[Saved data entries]
>> begin

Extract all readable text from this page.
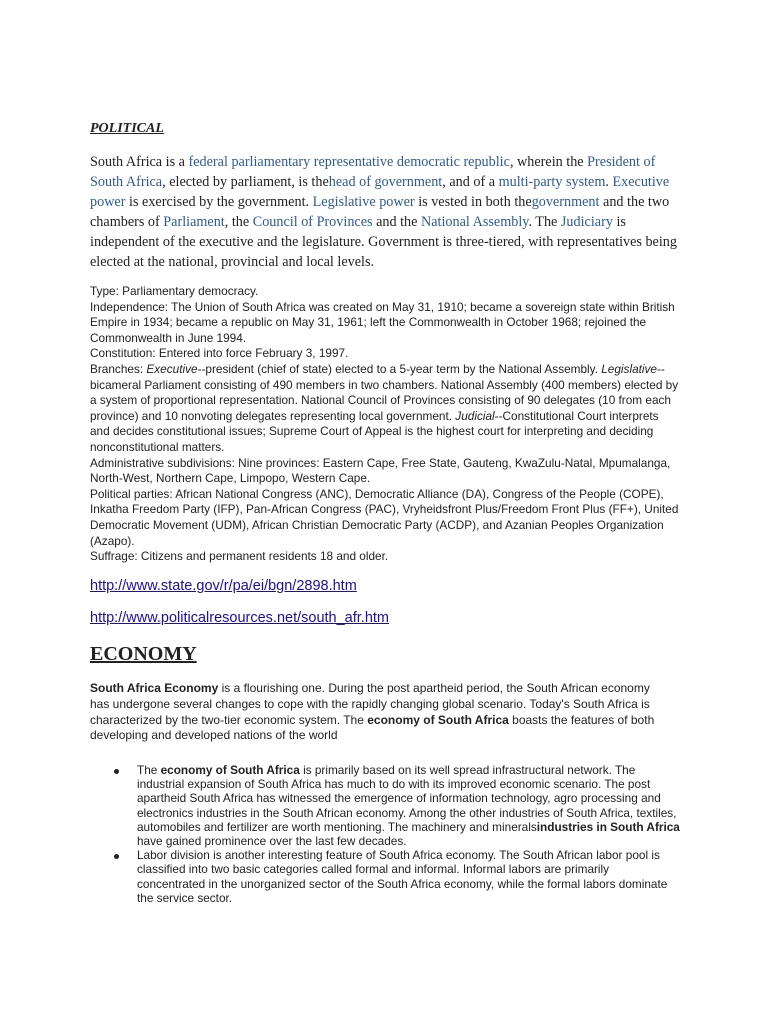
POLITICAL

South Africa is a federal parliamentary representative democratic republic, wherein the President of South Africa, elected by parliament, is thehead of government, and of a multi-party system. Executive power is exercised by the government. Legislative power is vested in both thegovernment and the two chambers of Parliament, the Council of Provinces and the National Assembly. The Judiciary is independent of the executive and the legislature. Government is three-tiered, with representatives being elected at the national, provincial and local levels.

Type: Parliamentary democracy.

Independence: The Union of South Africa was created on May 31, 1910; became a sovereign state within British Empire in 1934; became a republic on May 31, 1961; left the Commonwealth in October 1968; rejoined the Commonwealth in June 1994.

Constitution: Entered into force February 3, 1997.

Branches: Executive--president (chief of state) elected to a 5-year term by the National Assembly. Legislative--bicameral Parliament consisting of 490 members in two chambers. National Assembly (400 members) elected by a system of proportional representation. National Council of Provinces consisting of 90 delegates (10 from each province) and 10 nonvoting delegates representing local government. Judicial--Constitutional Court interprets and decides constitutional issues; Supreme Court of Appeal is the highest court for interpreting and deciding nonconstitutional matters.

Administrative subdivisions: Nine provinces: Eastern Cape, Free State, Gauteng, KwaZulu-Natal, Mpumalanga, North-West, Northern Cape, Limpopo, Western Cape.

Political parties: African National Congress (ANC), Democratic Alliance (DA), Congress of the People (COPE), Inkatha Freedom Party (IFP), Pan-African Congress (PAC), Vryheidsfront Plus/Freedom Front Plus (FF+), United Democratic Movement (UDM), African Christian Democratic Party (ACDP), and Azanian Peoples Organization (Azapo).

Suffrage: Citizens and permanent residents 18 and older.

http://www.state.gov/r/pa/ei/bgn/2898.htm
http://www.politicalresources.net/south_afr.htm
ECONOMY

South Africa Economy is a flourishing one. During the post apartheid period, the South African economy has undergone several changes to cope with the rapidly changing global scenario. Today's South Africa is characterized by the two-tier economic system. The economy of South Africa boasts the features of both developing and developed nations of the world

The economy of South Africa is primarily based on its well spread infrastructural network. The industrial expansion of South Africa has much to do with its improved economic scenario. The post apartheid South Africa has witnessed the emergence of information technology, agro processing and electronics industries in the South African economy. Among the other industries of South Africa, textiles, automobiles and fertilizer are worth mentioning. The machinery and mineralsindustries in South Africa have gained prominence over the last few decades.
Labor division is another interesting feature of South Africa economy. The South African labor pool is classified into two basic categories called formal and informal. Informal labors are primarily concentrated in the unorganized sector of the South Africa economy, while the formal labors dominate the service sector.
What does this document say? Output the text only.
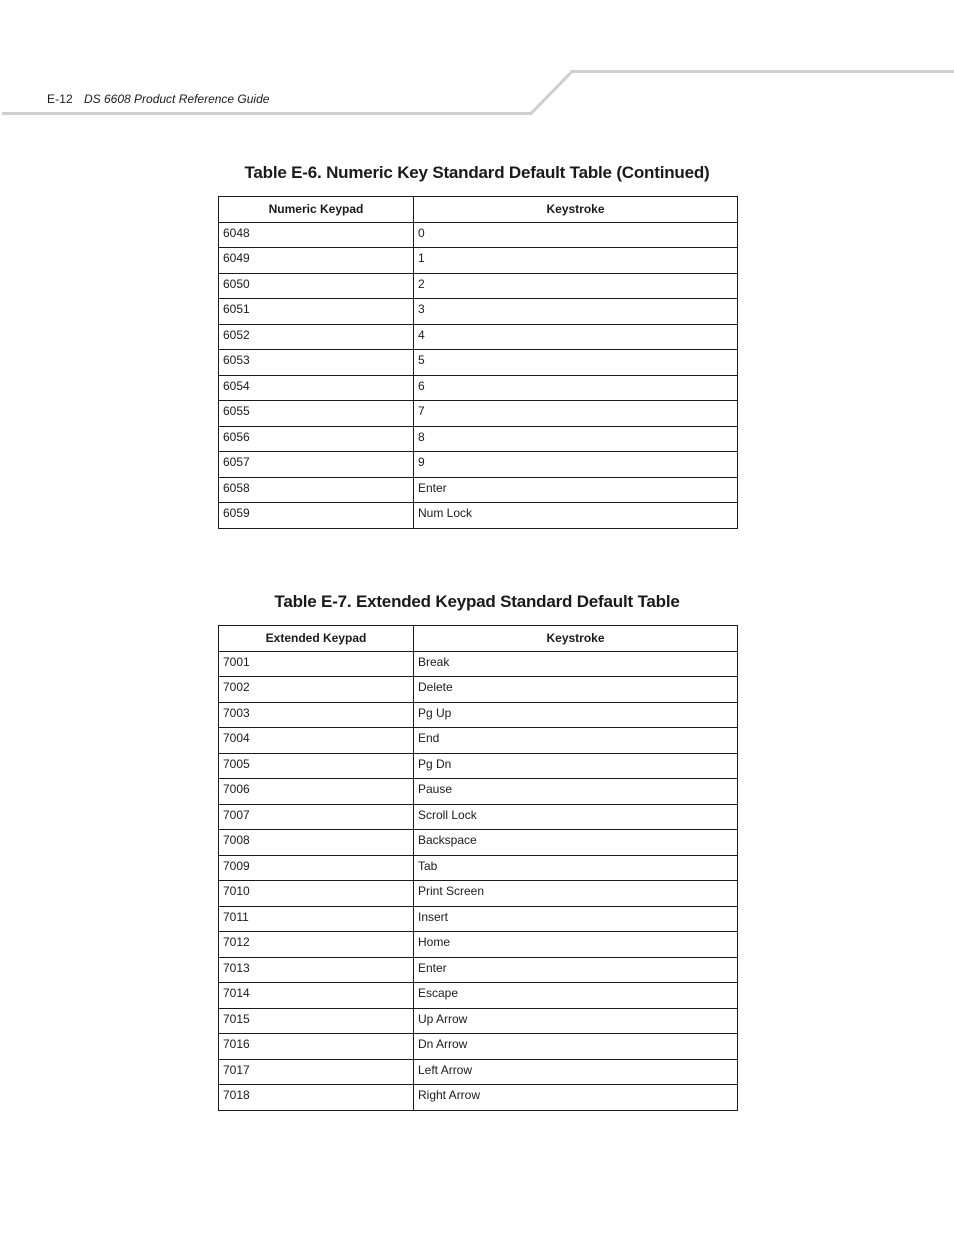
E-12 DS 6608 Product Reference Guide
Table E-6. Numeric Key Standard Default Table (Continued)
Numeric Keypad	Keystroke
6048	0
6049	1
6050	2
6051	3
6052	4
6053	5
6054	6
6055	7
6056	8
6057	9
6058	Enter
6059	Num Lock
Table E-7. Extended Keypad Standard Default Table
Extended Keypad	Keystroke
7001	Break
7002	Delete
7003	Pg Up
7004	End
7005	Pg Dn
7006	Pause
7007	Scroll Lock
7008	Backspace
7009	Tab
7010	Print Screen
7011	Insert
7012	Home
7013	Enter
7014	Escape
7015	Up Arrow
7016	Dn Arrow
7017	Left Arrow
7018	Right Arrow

>> end

## Problem statement
Copy the records above exactly, leaving out every picture.

## Task solution
Extract all readable text from this page.
POLITICAL

South Africa is a federal parliamentary representative democratic republic, wherein the President of South Africa, elected by parliament, is thehead of government, and of a multi-party system. Executive power is exercised by the government. Legislative power is vested in both thegovernment and the two chambers of Parliament, the Council of Provinces and the National Assembly. The Judiciary is independent of the executive and the legislature. Government is three-tiered, with representatives being elected at the national, provincial and local levels.

Type: Parliamentary democracy.

Independence: The Union of South Africa was created on May 31, 1910; became a sovereign state within British Empire in 1934; became a republic on May 31, 1961; left the Commonwealth in October 1968; rejoined the Commonwealth in June 1994.

Constitution: Entered into force February 3, 1997.

Branches: Executive--president (chief of state) elected to a 5-year term by the National Assembly. Legislative--bicameral Parliament consisting of 490 members in two chambers. National Assembly (400 members) elected by a system of proportional representation. National Council of Provinces consisting of 90 delegates (10 from each province) and 10 nonvoting delegates representing local government. Judicial--Constitutional Court interprets and decides constitutional issues; Supreme Court of Appeal is the highest court for interpreting and deciding nonconstitutional matters.

Administrative subdivisions: Nine provinces: Eastern Cape, Free State, Gauteng, KwaZulu-Natal, Mpumalanga, North-West, Northern Cape, Limpopo, Western Cape.

Political parties: African National Congress (ANC), Democratic Alliance (DA), Congress of the People (COPE), Inkatha Freedom Party (IFP), Pan-African Congress (PAC), Vryheidsfront Plus/Freedom Front Plus (FF+), United Democratic Movement (UDM), African Christian Democratic Party (ACDP), and Azanian Peoples Organization (Azapo).

Suffrage: Citizens and permanent residents 18 and older.

http://www.state.gov/r/pa/ei/bgn/2898.htm
http://www.politicalresources.net/south_afr.htm
ECONOMY

South Africa Economy is a flourishing one. During the post apartheid period, the South African economy has undergone several changes to cope with the rapidly changing global scenario. Today's South Africa is characterized by the two-tier economic system. The economy of South Africa boasts the features of both developing and developed nations of the world

The economy of South Africa is primarily based on its well spread infrastructural network. The industrial expansion of South Africa has much to do with its improved economic scenario. The post apartheid South Africa has witnessed the emergence of information technology, agro processing and electronics industries in the South African economy. Among the other industries of South Africa, textiles, automobiles and fertilizer are worth mentioning. The machinery and mineralsindustries in South Africa have gained prominence over the last few decades.
Labor division is another interesting feature of South Africa economy. The South African labor pool is classified into two basic categories called formal and informal. Informal labors are primarily concentrated in the unorganized sector of the South Africa economy, while the formal labors dominate the service sector.
What does this document say? Output the text only.
E-12 DS 6608 Product Reference Guide
Table E-6. Numeric Key Standard Default Table (Continued)
Numeric Keypad	Keystroke
6048	0
6049	1
6050	2
6051	3
6052	4
6053	5
6054	6
6055	7
6056	8
6057	9
6058	Enter
6059	Num Lock
Table E-7. Extended Keypad Standard Default Table
Extended Keypad	Keystroke
7001	Break
7002	Delete
7003	Pg Up
7004	End
7005	Pg Dn
7006	Pause
7007	Scroll Lock
7008	Backspace
7009	Tab
7010	Print Screen
7011	Insert
7012	Home
7013	Enter
7014	Escape
7015	Up Arrow
7016	Dn Arrow
7017	Left Arrow
7018	Right Arrow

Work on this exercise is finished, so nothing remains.